[Short exercise] Reproduce every entry below precisely. Pictures are excluded from the copy.

-- START OF Available data --

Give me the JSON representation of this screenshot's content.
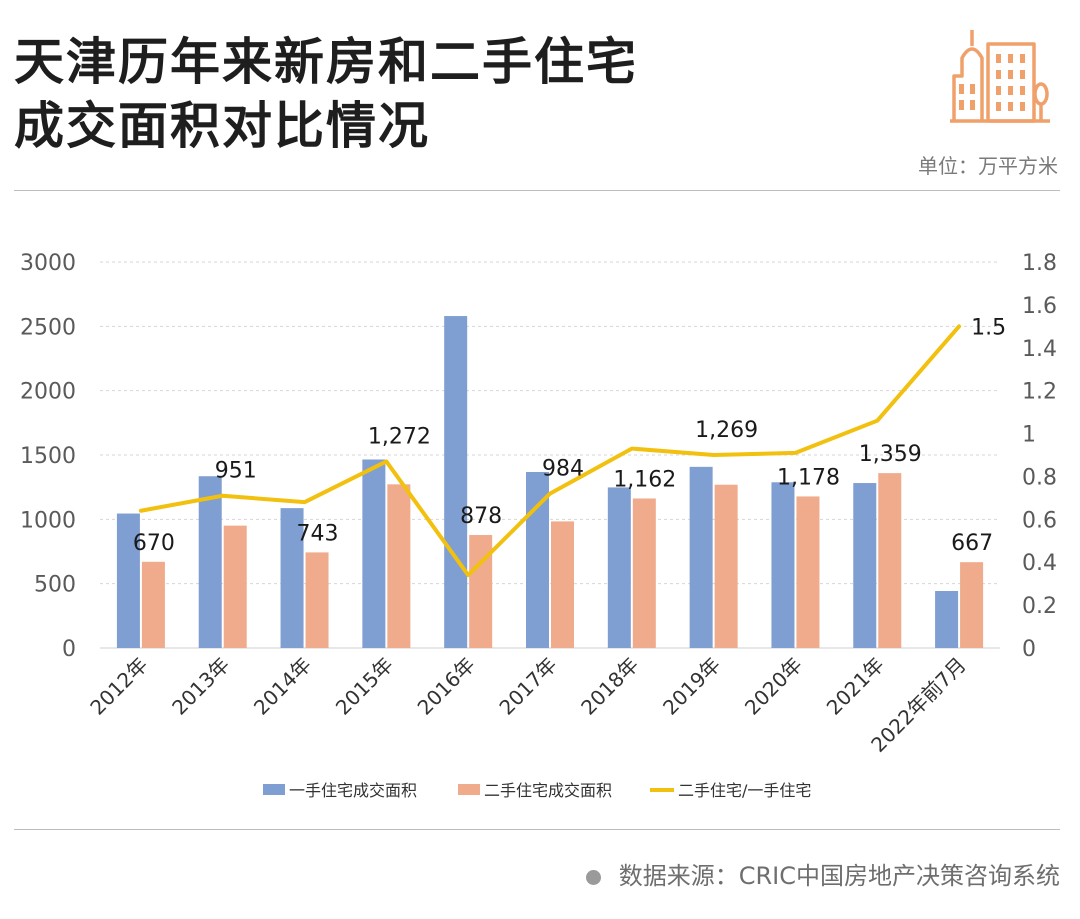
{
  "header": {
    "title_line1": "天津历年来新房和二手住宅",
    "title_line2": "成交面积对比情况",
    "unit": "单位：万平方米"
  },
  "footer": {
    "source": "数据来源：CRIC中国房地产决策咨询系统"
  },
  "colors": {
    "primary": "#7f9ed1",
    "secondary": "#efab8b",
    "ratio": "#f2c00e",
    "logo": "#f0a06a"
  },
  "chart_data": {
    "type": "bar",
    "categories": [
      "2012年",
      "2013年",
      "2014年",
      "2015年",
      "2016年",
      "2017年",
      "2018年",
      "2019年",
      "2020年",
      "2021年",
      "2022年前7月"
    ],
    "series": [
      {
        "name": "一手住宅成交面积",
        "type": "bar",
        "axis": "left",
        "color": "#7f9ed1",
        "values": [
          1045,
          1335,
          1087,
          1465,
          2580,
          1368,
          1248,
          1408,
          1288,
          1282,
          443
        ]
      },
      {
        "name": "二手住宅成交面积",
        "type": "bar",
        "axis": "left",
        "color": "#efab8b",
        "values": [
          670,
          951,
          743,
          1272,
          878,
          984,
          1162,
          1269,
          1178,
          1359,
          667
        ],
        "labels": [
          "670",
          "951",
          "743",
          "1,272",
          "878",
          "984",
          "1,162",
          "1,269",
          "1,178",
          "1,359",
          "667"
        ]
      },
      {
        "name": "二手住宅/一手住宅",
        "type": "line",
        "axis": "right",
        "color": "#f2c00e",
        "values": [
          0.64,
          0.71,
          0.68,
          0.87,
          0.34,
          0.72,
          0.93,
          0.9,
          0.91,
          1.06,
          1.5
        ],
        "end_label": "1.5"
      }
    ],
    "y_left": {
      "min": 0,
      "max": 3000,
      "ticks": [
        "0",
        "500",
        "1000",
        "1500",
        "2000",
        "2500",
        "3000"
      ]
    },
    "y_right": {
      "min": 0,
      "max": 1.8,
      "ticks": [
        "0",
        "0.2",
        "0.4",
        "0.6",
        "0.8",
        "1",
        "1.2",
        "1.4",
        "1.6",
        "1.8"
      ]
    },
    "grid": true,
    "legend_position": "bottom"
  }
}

-- END OF Available data --

[Answer to the problem]
Give me the JSON representation of this screenshot's content.
{
  "header": {
    "title_line1": "天津历年来新房和二手住宅",
    "title_line2": "成交面积对比情况",
    "unit": "单位：万平方米"
  },
  "footer": {
    "source": "数据来源：CRIC中国房地产决策咨询系统"
  },
  "colors": {
    "primary": "#7f9ed1",
    "secondary": "#efab8b",
    "ratio": "#f2c00e",
    "logo": "#f0a06a"
  },
  "chart_data": {
    "type": "bar",
    "categories": [
      "2012年",
      "2013年",
      "2014年",
      "2015年",
      "2016年",
      "2017年",
      "2018年",
      "2019年",
      "2020年",
      "2021年",
      "2022年前7月"
    ],
    "series": [
      {
        "name": "一手住宅成交面积",
        "type": "bar",
        "axis": "left",
        "color": "#7f9ed1",
        "values": [
          1045,
          1335,
          1087,
          1465,
          2580,
          1368,
          1248,
          1408,
          1288,
          1282,
          443
        ]
      },
      {
        "name": "二手住宅成交面积",
        "type": "bar",
        "axis": "left",
        "color": "#efab8b",
        "values": [
          670,
          951,
          743,
          1272,
          878,
          984,
          1162,
          1269,
          1178,
          1359,
          667
        ],
        "labels": [
          "670",
          "951",
          "743",
          "1,272",
          "878",
          "984",
          "1,162",
          "1,269",
          "1,178",
          "1,359",
          "667"
        ]
      },
      {
        "name": "二手住宅/一手住宅",
        "type": "line",
        "axis": "right",
        "color": "#f2c00e",
        "values": [
          0.64,
          0.71,
          0.68,
          0.87,
          0.34,
          0.72,
          0.93,
          0.9,
          0.91,
          1.06,
          1.5
        ],
        "end_label": "1.5"
      }
    ],
    "y_left": {
      "min": 0,
      "max": 3000,
      "ticks": [
        "0",
        "500",
        "1000",
        "1500",
        "2000",
        "2500",
        "3000"
      ]
    },
    "y_right": {
      "min": 0,
      "max": 1.8,
      "ticks": [
        "0",
        "0.2",
        "0.4",
        "0.6",
        "0.8",
        "1",
        "1.2",
        "1.4",
        "1.6",
        "1.8"
      ]
    },
    "grid": true,
    "legend_position": "bottom"
  }
}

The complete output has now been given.